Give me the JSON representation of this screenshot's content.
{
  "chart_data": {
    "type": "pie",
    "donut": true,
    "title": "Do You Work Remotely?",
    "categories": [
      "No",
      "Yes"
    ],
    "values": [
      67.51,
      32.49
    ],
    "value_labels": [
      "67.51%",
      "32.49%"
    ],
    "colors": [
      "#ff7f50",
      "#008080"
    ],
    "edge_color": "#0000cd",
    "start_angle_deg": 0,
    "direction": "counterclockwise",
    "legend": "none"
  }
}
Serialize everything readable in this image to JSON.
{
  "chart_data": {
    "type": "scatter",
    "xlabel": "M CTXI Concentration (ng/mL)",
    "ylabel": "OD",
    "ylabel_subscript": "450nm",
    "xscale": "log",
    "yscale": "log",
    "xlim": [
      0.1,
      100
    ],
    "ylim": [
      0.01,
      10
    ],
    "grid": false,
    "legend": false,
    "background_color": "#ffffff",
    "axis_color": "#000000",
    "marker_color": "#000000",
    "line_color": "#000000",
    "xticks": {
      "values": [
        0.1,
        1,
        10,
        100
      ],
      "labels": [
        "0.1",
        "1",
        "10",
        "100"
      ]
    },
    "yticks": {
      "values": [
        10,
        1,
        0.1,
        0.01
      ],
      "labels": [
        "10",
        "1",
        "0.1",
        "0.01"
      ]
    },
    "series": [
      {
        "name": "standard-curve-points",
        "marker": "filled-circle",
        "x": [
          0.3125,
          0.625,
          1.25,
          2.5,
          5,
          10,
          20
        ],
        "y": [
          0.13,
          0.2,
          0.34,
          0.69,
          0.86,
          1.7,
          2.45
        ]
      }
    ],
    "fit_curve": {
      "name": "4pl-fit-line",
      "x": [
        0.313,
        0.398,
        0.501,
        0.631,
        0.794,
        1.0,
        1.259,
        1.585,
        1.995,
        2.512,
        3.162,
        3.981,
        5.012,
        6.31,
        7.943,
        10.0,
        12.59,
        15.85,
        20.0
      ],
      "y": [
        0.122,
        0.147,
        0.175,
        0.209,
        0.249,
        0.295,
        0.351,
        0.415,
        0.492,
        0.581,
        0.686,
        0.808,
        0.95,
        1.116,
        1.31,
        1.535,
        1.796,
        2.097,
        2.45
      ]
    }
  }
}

○ ○ ○ ○ ○ ○ ○

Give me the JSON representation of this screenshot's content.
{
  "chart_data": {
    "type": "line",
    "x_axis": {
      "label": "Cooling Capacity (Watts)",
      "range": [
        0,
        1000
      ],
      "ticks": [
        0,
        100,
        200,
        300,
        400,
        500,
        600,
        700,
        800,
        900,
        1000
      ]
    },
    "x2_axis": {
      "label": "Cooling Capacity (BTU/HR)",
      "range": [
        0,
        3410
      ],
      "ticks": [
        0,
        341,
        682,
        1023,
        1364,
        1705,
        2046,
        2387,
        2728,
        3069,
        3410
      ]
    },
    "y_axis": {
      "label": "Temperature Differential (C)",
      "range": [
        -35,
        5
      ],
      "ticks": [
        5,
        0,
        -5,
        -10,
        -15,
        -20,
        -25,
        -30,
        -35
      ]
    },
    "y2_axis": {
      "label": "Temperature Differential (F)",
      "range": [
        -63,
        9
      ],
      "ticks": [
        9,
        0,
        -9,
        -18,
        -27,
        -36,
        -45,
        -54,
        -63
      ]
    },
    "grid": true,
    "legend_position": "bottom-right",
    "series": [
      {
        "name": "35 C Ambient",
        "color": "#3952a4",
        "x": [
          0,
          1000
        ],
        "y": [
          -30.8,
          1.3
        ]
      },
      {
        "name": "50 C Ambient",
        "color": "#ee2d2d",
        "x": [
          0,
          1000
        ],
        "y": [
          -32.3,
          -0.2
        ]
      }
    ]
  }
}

○ ○ ○ ○ ○ ○ ○

» **GOAL OF THE EXERCISE**: Pull every line containing the word "Temperature" out of the entries above.

» **SOLUTION TO THIS EXERCISE**:
      "label": "Temperature Differential (C)",
      "label": "Temperature Differential (F)",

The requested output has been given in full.